■ **REQUEST**: Set out each line from the following listing that includes the word "text".

***

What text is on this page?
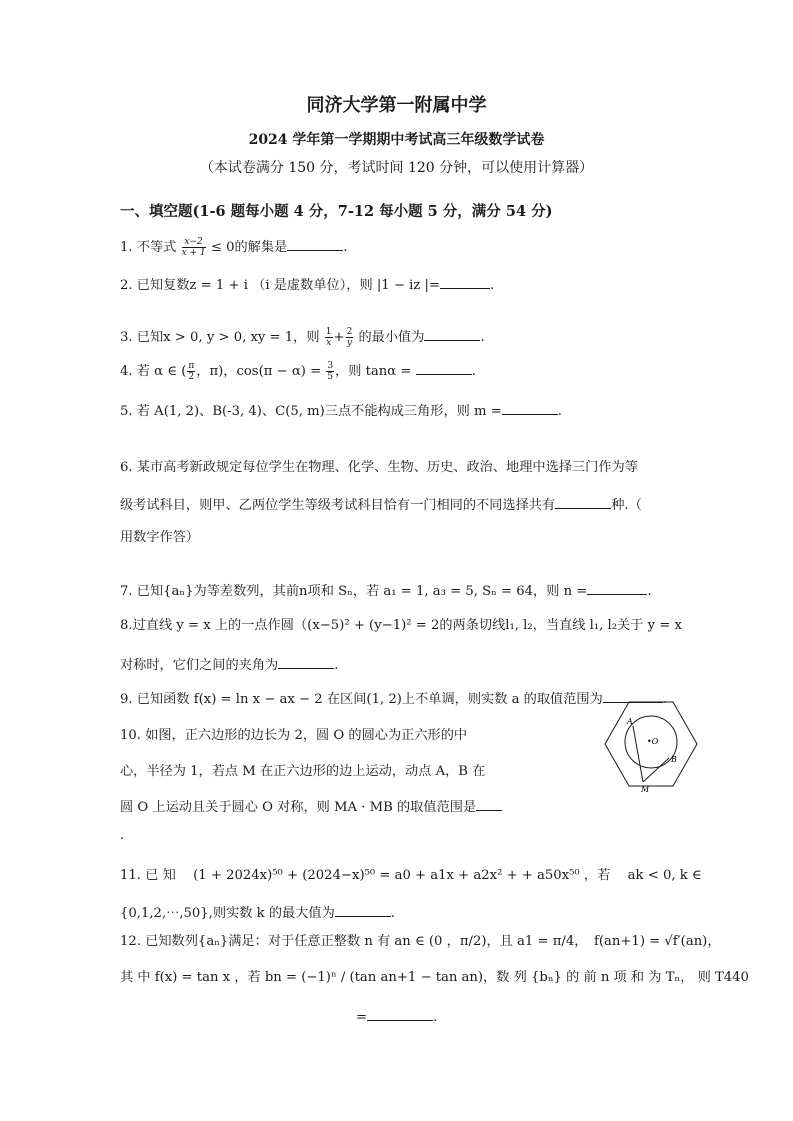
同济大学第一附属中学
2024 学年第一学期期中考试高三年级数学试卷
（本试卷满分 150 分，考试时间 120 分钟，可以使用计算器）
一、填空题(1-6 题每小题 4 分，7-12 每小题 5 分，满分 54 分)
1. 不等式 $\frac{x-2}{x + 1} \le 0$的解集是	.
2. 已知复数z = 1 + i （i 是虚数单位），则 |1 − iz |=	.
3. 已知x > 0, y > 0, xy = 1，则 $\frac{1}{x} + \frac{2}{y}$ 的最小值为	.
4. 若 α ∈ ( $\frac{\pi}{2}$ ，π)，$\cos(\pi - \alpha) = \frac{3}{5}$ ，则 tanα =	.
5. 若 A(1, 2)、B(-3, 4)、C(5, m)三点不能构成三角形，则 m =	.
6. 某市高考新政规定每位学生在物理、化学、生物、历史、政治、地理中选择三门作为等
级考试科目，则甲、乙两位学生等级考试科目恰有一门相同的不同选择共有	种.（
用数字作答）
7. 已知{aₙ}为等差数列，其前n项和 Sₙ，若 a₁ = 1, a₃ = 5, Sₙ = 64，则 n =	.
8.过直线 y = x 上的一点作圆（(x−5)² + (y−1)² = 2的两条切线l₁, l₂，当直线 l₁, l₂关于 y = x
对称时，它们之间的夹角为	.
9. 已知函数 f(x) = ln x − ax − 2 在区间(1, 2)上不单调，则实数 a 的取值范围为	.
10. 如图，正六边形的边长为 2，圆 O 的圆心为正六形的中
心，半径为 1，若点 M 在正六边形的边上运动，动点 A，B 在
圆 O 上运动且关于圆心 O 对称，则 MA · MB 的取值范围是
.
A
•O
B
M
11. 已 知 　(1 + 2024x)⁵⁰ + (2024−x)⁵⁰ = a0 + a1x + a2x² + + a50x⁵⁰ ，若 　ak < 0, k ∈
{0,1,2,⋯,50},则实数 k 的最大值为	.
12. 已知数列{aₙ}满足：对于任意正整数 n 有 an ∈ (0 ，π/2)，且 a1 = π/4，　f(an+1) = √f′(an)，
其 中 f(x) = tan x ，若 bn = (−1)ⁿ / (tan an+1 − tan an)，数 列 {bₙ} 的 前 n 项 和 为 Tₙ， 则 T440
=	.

***

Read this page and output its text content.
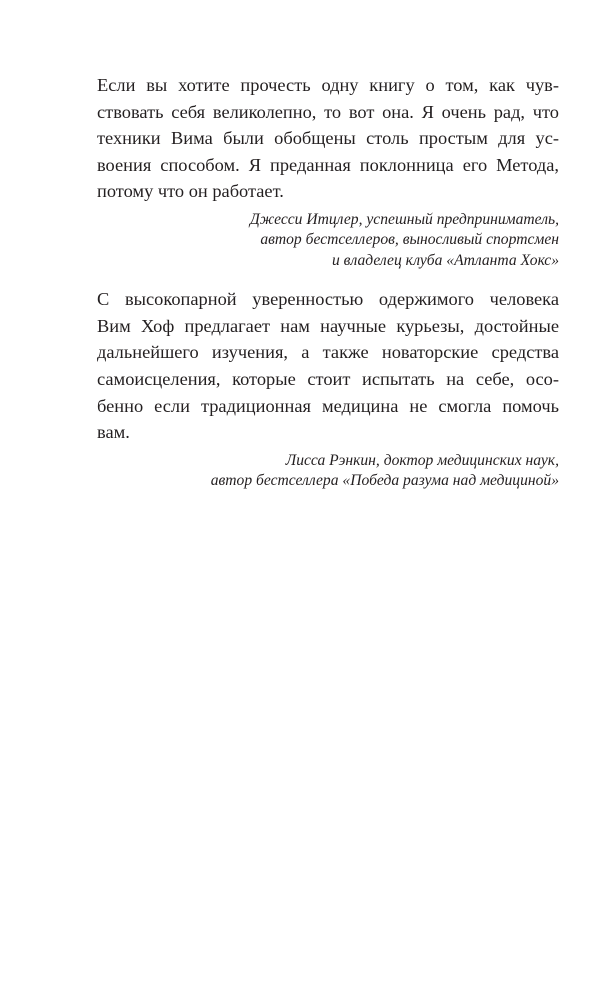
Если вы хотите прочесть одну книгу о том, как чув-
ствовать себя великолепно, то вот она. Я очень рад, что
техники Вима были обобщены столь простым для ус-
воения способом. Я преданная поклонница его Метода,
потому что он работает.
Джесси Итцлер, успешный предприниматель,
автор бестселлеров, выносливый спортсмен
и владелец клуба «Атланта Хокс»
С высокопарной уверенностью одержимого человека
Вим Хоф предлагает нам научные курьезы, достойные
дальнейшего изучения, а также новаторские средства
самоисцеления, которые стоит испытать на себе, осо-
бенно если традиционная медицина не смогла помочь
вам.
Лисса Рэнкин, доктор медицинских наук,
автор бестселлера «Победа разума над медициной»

***

■ **SOLUTION FOR THIS PROBLEM**:
What text is on this page?
Read this page and output its text content.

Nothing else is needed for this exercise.